_What you need to do:_ Below is a listing; reproduce each line of it exactly.

_Material:_

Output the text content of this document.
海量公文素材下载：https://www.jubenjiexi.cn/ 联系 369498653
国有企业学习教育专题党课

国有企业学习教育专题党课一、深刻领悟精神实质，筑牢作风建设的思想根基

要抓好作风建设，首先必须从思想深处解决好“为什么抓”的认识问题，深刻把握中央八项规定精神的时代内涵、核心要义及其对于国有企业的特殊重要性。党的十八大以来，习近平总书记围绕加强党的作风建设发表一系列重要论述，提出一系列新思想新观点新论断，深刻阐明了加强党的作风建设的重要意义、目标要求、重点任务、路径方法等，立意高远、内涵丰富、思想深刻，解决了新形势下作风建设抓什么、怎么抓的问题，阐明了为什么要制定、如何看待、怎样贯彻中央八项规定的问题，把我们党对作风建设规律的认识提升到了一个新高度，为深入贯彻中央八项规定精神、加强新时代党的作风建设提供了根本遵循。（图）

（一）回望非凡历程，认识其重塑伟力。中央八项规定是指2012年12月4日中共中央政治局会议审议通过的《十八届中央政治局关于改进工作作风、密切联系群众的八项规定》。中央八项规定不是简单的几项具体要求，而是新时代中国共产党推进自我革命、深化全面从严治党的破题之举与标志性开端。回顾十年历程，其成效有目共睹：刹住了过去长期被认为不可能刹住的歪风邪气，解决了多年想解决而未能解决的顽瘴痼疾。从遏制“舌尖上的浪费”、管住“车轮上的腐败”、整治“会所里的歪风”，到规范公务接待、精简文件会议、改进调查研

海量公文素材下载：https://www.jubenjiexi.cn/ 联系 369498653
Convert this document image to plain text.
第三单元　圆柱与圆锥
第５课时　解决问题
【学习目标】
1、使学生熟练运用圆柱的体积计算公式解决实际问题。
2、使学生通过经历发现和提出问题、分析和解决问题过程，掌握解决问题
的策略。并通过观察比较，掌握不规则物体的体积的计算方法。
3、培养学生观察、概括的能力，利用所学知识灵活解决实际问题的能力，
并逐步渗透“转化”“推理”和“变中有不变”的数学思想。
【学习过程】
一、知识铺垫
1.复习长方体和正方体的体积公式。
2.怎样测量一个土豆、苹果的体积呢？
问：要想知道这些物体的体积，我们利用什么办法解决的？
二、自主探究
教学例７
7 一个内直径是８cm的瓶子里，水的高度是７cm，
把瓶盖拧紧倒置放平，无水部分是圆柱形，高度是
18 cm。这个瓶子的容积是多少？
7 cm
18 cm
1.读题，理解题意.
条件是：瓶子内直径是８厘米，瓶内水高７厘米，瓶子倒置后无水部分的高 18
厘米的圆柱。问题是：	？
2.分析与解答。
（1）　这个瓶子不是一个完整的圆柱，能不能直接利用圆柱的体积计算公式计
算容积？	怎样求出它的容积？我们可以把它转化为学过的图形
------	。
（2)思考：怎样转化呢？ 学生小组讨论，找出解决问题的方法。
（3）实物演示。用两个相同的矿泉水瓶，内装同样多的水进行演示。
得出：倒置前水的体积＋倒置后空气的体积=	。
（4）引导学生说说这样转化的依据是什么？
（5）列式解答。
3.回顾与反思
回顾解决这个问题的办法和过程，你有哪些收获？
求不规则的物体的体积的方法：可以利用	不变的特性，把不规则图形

_Result for this exercise:_
Output the text content of this document.
海量公文素材下载：https://www.jubenjiexi.cn/ 联系 369498653
国有企业学习教育专题党课

国有企业学习教育专题党课一、深刻领悟精神实质，筑牢作风建设的思想根基

要抓好作风建设，首先必须从思想深处解决好“为什么抓”的认识问题，深刻把握中央八项规定精神的时代内涵、核心要义及其对于国有企业的特殊重要性。党的十八大以来，习近平总书记围绕加强党的作风建设发表一系列重要论述，提出一系列新思想新观点新论断，深刻阐明了加强党的作风建设的重要意义、目标要求、重点任务、路径方法等，立意高远、内涵丰富、思想深刻，解决了新形势下作风建设抓什么、怎么抓的问题，阐明了为什么要制定、如何看待、怎样贯彻中央八项规定的问题，把我们党对作风建设规律的认识提升到了一个新高度，为深入贯彻中央八项规定精神、加强新时代党的作风建设提供了根本遵循。（图）

（一）回望非凡历程，认识其重塑伟力。中央八项规定是指2012年12月4日中共中央政治局会议审议通过的《十八届中央政治局关于改进工作作风、密切联系群众的八项规定》。中央八项规定不是简单的几项具体要求，而是新时代中国共产党推进自我革命、深化全面从严治党的破题之举与标志性开端。回顾十年历程，其成效有目共睹：刹住了过去长期被认为不可能刹住的歪风邪气，解决了多年想解决而未能解决的顽瘴痼疾。从遏制“舌尖上的浪费”、管住“车轮上的腐败”、整治“会所里的歪风”，到规范公务接待、精简文件会议、改进调查研

海量公文素材下载：https://www.jubenjiexi.cn/ 联系 369498653
Convert this document image to plain text.
第三单元　圆柱与圆锥
第５课时　解决问题
【学习目标】
1、使学生熟练运用圆柱的体积计算公式解决实际问题。
2、使学生通过经历发现和提出问题、分析和解决问题过程，掌握解决问题
的策略。并通过观察比较，掌握不规则物体的体积的计算方法。
3、培养学生观察、概括的能力，利用所学知识灵活解决实际问题的能力，
并逐步渗透“转化”“推理”和“变中有不变”的数学思想。
【学习过程】
一、知识铺垫
1.复习长方体和正方体的体积公式。
2.怎样测量一个土豆、苹果的体积呢？
问：要想知道这些物体的体积，我们利用什么办法解决的？
二、自主探究
教学例７
7 一个内直径是８cm的瓶子里，水的高度是７cm，
把瓶盖拧紧倒置放平，无水部分是圆柱形，高度是
18 cm。这个瓶子的容积是多少？
7 cm
18 cm
1.读题，理解题意.
条件是：瓶子内直径是８厘米，瓶内水高７厘米，瓶子倒置后无水部分的高 18
厘米的圆柱。问题是：	？
2.分析与解答。
（1）　这个瓶子不是一个完整的圆柱，能不能直接利用圆柱的体积计算公式计
算容积？	怎样求出它的容积？我们可以把它转化为学过的图形
------	。
（2)思考：怎样转化呢？ 学生小组讨论，找出解决问题的方法。
（3）实物演示。用两个相同的矿泉水瓶，内装同样多的水进行演示。
得出：倒置前水的体积＋倒置后空气的体积=	。
（4）引导学生说说这样转化的依据是什么？
（5）列式解答。
3.回顾与反思
回顾解决这个问题的办法和过程，你有哪些收获？
求不规则的物体的体积的方法：可以利用	不变的特性，把不规则图形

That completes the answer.